Lines holding the string "this" are the ones to copy; find them all in the data.

(Data entries)
########

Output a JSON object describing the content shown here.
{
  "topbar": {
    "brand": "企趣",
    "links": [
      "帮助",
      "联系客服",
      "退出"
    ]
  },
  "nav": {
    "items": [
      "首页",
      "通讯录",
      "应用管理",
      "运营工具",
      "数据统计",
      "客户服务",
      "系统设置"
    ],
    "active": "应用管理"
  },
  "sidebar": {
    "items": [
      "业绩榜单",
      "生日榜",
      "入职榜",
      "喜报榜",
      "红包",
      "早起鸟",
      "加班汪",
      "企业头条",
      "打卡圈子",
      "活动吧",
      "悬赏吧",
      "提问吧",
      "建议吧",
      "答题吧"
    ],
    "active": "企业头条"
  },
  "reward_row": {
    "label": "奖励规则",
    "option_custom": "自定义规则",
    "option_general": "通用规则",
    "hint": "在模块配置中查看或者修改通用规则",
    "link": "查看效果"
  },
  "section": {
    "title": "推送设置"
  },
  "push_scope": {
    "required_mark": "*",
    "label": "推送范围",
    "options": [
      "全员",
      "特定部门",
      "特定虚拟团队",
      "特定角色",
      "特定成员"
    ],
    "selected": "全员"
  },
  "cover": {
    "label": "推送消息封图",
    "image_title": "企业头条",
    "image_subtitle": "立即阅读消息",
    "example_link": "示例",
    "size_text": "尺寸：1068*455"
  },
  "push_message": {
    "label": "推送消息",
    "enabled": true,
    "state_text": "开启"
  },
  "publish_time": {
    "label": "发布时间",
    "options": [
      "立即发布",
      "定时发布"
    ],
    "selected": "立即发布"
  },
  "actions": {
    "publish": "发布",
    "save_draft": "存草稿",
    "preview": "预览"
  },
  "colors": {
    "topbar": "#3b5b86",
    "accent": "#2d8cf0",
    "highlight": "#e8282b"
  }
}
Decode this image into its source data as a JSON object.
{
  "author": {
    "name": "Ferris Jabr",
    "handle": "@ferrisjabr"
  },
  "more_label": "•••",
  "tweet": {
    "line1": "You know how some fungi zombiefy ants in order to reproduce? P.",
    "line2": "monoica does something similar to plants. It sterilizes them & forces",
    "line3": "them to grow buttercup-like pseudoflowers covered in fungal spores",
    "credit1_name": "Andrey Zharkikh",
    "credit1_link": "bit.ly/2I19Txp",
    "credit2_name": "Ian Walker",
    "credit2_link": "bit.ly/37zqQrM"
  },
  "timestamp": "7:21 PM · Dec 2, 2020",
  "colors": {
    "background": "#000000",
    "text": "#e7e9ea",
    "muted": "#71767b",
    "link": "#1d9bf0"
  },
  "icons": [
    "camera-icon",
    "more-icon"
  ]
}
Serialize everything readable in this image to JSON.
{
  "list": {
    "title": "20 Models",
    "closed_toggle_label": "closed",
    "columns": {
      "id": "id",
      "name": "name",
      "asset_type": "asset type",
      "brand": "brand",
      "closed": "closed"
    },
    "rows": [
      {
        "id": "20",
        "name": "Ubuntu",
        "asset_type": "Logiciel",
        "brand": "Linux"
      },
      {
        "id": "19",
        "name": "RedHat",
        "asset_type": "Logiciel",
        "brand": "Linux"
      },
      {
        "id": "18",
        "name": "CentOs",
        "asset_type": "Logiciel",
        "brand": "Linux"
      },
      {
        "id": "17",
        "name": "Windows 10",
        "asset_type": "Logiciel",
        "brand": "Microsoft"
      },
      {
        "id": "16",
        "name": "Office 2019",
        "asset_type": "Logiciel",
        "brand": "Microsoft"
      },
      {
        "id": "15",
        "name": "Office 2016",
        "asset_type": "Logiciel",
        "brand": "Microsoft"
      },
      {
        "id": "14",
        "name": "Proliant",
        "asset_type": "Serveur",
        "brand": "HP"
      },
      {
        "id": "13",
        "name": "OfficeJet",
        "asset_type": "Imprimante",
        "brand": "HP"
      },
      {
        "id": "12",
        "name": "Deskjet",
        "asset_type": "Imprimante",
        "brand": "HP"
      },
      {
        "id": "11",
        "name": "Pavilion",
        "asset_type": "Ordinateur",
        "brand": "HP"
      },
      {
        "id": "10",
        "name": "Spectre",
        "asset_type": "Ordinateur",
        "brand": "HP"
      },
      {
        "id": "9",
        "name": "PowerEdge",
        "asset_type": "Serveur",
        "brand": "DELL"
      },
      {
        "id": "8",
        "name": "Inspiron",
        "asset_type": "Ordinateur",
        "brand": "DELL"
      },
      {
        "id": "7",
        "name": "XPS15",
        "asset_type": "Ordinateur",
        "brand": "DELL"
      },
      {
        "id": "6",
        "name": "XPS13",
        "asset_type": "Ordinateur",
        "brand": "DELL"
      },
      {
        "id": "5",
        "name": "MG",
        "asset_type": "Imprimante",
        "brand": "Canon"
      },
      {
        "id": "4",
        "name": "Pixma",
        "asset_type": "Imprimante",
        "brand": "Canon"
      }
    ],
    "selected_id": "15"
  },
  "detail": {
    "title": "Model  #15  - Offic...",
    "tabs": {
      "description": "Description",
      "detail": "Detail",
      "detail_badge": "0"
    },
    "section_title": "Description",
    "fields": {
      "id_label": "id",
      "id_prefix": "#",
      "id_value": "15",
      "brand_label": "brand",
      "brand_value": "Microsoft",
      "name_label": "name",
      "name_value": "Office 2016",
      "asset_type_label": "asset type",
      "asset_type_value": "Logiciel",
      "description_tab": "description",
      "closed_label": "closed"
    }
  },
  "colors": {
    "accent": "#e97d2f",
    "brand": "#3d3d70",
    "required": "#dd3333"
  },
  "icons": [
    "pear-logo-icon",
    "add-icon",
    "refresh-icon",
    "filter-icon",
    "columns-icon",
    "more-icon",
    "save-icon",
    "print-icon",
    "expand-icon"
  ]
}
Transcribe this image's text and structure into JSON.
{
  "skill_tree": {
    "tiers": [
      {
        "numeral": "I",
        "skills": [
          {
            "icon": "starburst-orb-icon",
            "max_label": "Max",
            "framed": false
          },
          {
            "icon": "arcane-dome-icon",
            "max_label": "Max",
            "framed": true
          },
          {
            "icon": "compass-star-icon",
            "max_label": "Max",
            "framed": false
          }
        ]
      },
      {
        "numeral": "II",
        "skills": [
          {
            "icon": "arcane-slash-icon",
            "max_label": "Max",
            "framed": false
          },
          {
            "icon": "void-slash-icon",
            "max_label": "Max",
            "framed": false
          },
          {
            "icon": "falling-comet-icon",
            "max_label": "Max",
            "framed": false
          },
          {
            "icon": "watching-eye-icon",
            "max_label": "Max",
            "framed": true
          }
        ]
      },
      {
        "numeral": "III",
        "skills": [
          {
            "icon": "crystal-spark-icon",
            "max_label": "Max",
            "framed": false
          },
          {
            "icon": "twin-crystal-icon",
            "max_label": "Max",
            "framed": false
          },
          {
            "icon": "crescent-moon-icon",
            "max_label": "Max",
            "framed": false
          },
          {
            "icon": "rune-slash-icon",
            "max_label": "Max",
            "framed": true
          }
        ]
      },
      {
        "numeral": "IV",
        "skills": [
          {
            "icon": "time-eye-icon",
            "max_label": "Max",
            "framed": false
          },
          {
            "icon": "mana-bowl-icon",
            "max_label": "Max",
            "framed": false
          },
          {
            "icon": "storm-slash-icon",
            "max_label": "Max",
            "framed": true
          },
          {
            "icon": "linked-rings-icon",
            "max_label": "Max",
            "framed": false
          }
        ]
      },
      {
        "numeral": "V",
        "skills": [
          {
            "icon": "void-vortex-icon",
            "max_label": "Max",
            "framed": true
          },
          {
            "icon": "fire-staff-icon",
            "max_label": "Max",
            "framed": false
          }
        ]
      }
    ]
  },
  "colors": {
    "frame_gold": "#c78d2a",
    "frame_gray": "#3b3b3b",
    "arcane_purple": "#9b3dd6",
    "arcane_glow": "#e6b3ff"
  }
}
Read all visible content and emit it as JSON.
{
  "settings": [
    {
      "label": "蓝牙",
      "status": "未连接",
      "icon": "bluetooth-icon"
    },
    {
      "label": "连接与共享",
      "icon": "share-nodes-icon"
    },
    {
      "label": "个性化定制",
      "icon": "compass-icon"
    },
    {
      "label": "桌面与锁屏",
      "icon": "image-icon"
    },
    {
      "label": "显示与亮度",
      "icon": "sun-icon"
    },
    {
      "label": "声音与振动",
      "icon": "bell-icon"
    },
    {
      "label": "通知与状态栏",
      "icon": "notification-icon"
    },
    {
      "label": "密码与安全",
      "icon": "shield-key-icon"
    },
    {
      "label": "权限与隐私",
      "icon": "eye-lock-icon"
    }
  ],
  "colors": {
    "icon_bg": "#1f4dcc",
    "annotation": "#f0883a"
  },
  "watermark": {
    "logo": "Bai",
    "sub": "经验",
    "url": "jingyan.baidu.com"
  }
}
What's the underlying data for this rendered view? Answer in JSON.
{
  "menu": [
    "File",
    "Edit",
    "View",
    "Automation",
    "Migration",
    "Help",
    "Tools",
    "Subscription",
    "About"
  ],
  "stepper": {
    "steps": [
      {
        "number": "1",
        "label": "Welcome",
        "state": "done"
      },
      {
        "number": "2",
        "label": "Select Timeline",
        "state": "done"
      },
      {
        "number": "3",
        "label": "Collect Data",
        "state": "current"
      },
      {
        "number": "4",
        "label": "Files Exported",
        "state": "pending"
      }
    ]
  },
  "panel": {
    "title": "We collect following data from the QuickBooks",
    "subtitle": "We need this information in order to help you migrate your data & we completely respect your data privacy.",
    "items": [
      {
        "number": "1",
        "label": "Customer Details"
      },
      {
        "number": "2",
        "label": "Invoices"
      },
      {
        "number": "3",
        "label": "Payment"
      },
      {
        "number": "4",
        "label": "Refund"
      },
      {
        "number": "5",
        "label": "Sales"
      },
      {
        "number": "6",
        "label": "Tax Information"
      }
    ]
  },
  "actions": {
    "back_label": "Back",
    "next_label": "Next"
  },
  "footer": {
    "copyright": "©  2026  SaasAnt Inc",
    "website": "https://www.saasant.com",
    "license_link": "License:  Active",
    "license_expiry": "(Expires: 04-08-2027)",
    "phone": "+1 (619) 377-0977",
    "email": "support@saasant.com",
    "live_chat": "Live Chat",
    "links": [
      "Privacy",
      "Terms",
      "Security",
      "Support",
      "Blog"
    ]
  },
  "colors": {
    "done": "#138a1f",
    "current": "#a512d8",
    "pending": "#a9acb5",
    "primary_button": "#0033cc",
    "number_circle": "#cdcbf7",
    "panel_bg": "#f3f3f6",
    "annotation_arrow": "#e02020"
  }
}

########

_Worked solution_
Decode this image into its source data as a JSON object.
Serialize everything readable in this image to JSON.
Transcribe this image's text and structure into JSON.
What's the underlying data for this rendered view? Answer in JSON.
    "subtitle": "We need this information in order to help you migrate your data & we completely respect your data privacy.",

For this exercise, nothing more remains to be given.